** What you have to do **
How many of the lines below hold the word "Montaje"? Answer only with the number.

Collected data

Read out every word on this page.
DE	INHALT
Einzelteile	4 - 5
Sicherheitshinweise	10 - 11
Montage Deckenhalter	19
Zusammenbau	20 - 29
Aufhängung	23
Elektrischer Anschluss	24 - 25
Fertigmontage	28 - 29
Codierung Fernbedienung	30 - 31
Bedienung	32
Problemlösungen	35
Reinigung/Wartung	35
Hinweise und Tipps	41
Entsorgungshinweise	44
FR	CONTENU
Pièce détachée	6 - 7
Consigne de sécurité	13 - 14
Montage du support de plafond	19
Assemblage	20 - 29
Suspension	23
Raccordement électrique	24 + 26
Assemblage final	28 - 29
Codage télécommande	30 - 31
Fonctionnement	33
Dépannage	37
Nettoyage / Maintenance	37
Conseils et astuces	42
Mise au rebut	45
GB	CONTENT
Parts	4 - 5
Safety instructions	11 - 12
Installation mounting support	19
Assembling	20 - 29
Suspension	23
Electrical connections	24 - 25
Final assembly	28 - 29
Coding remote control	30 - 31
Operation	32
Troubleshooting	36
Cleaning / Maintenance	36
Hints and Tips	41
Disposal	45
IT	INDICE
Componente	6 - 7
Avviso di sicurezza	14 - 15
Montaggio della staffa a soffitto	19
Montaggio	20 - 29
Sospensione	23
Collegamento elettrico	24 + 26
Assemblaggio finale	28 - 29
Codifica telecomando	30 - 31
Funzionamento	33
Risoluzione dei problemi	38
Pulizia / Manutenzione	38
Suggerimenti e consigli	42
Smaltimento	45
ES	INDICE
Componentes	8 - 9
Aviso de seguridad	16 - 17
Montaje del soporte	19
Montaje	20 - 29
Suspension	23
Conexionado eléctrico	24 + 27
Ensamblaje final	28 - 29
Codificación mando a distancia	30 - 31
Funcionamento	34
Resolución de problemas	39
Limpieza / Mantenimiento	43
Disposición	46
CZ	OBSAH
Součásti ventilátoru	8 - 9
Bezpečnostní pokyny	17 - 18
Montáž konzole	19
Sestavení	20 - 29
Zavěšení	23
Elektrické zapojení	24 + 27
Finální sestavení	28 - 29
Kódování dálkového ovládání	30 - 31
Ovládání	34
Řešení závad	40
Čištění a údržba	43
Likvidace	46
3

** Full solution **
2